Exercise goal = Look for the line with "What text is on this page?" in the entries below, then extract that line and all lines after it exactly, with pictures left out.

Given records =
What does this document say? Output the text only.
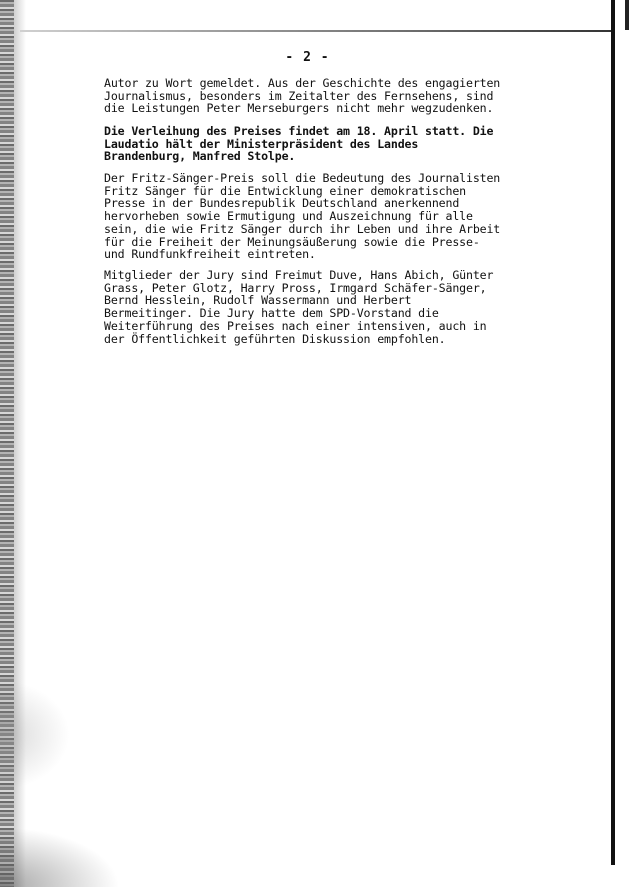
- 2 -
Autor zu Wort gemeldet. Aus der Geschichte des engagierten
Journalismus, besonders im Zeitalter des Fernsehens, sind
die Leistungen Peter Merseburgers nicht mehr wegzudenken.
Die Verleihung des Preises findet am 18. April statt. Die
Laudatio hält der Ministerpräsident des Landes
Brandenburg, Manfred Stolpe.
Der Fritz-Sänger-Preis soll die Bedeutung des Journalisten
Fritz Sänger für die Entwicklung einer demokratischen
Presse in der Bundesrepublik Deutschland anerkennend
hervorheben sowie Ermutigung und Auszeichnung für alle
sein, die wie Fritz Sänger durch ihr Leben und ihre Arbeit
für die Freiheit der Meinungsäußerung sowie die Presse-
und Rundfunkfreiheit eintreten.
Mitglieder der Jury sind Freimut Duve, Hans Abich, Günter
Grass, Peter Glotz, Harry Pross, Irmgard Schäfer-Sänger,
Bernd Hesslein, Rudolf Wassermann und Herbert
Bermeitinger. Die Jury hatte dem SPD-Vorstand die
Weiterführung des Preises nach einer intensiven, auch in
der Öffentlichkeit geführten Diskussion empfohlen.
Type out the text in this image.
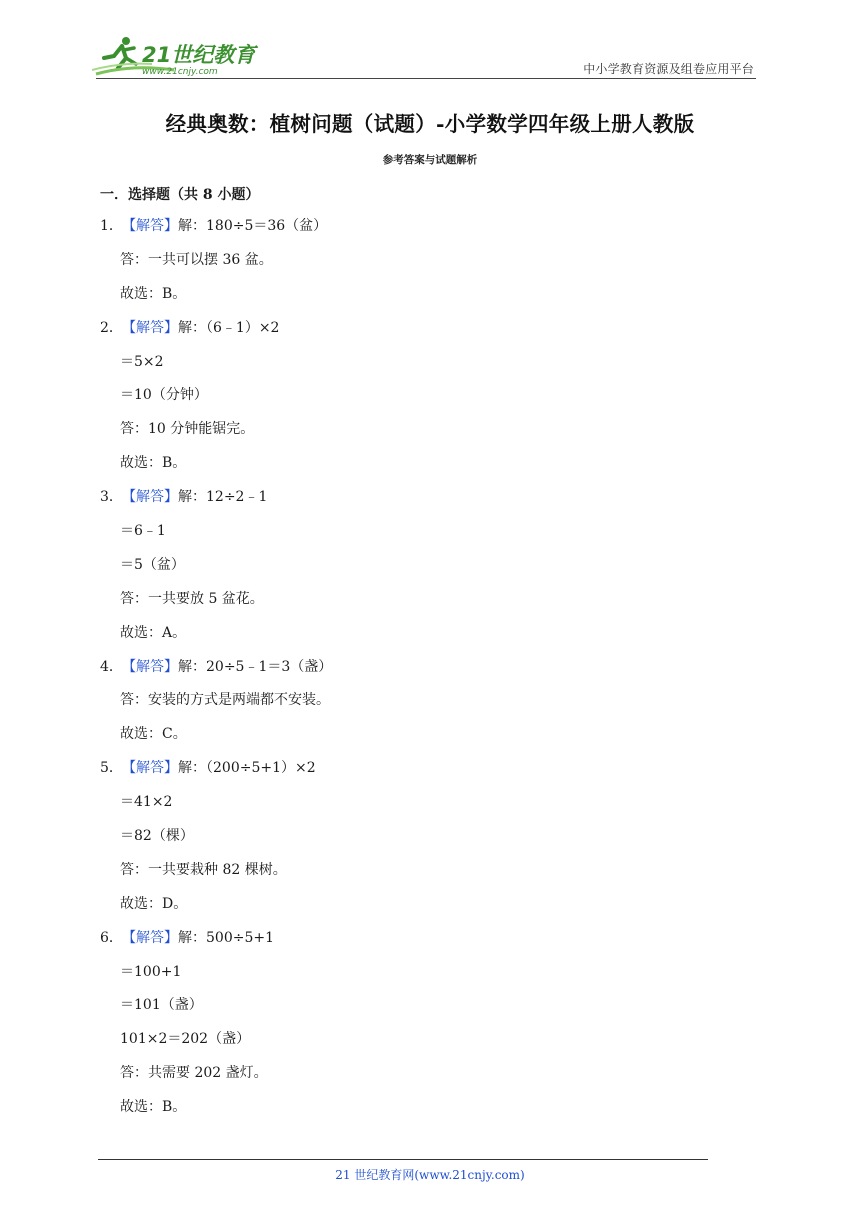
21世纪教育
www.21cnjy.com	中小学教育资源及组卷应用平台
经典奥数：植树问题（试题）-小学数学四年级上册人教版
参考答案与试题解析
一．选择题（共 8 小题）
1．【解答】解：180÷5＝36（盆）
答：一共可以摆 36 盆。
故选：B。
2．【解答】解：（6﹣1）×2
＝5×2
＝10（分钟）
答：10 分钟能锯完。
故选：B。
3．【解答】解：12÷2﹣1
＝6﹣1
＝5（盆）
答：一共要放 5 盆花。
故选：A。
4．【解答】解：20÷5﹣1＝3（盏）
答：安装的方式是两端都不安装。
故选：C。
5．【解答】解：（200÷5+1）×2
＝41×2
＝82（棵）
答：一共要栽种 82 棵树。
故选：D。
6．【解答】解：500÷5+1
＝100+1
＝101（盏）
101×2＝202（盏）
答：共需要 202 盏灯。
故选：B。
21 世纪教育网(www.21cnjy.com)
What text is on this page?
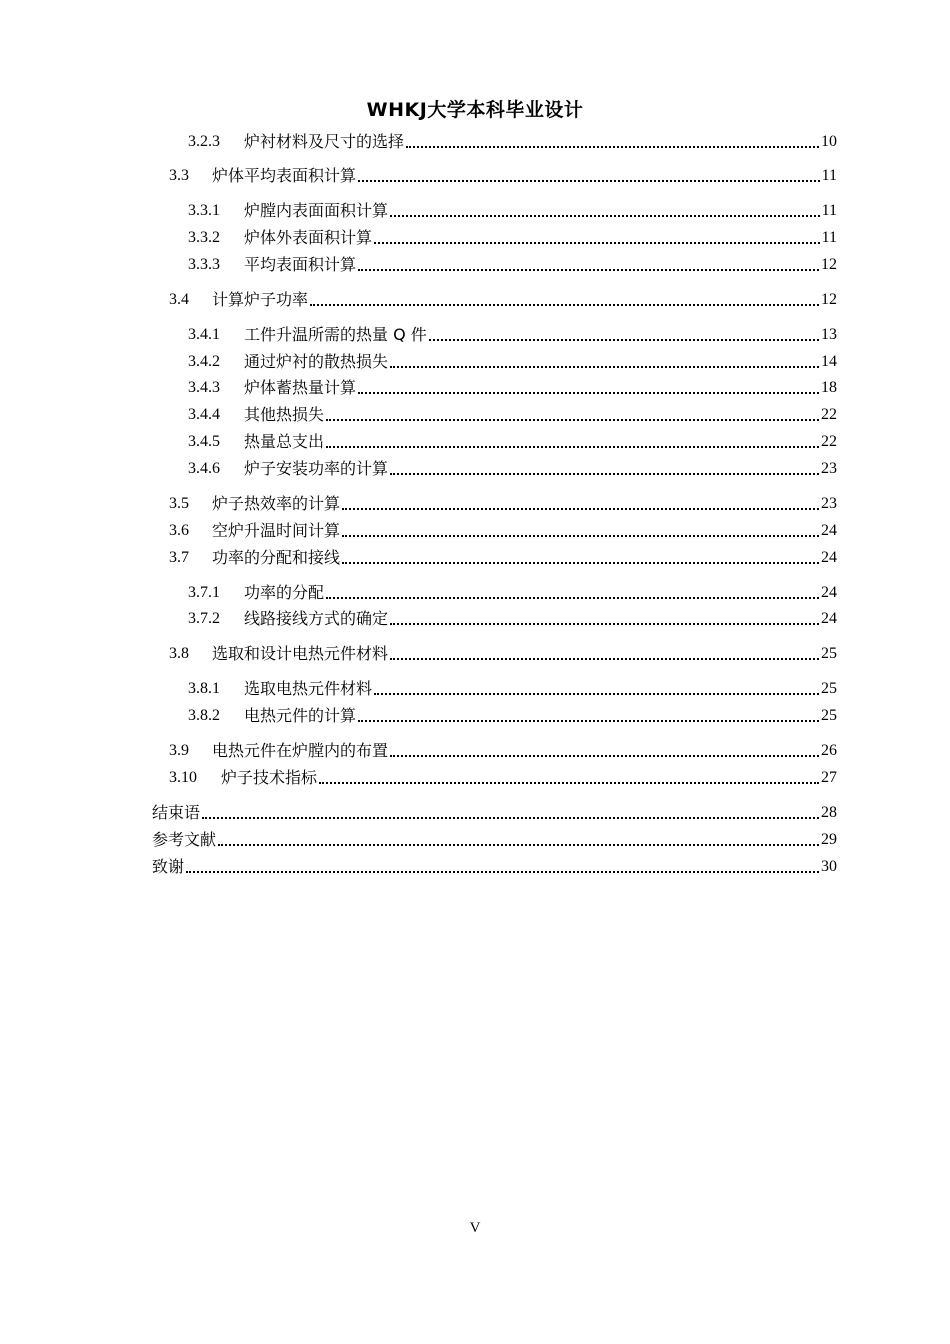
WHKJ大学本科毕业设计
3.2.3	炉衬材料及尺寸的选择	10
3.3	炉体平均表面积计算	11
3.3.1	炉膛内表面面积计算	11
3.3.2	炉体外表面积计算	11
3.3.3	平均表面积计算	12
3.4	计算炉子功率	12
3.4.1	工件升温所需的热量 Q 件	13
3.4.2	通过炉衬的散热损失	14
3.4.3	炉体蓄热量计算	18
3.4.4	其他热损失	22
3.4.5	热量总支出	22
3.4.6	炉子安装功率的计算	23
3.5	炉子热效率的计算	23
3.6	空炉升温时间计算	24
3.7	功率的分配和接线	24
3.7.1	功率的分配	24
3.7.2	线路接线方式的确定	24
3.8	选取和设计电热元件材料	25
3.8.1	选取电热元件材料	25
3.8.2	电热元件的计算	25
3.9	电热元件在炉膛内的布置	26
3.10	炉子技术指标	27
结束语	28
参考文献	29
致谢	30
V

In response =
What text is on this page?
WHKJ大学本科毕业设计
3.2.3	炉衬材料及尺寸的选择	10
3.3	炉体平均表面积计算	11
3.3.1	炉膛内表面面积计算	11
3.3.2	炉体外表面积计算	11
3.3.3	平均表面积计算	12
3.4	计算炉子功率	12
3.4.1	工件升温所需的热量 Q 件	13
3.4.2	通过炉衬的散热损失	14
3.4.3	炉体蓄热量计算	18
3.4.4	其他热损失	22
3.4.5	热量总支出	22
3.4.6	炉子安装功率的计算	23
3.5	炉子热效率的计算	23
3.6	空炉升温时间计算	24
3.7	功率的分配和接线	24
3.7.1	功率的分配	24
3.7.2	线路接线方式的确定	24
3.8	选取和设计电热元件材料	25
3.8.1	选取电热元件材料	25
3.8.2	电热元件的计算	25
3.9	电热元件在炉膛内的布置	26
3.10	炉子技术指标	27
结束语	28
参考文献	29
致谢	30
V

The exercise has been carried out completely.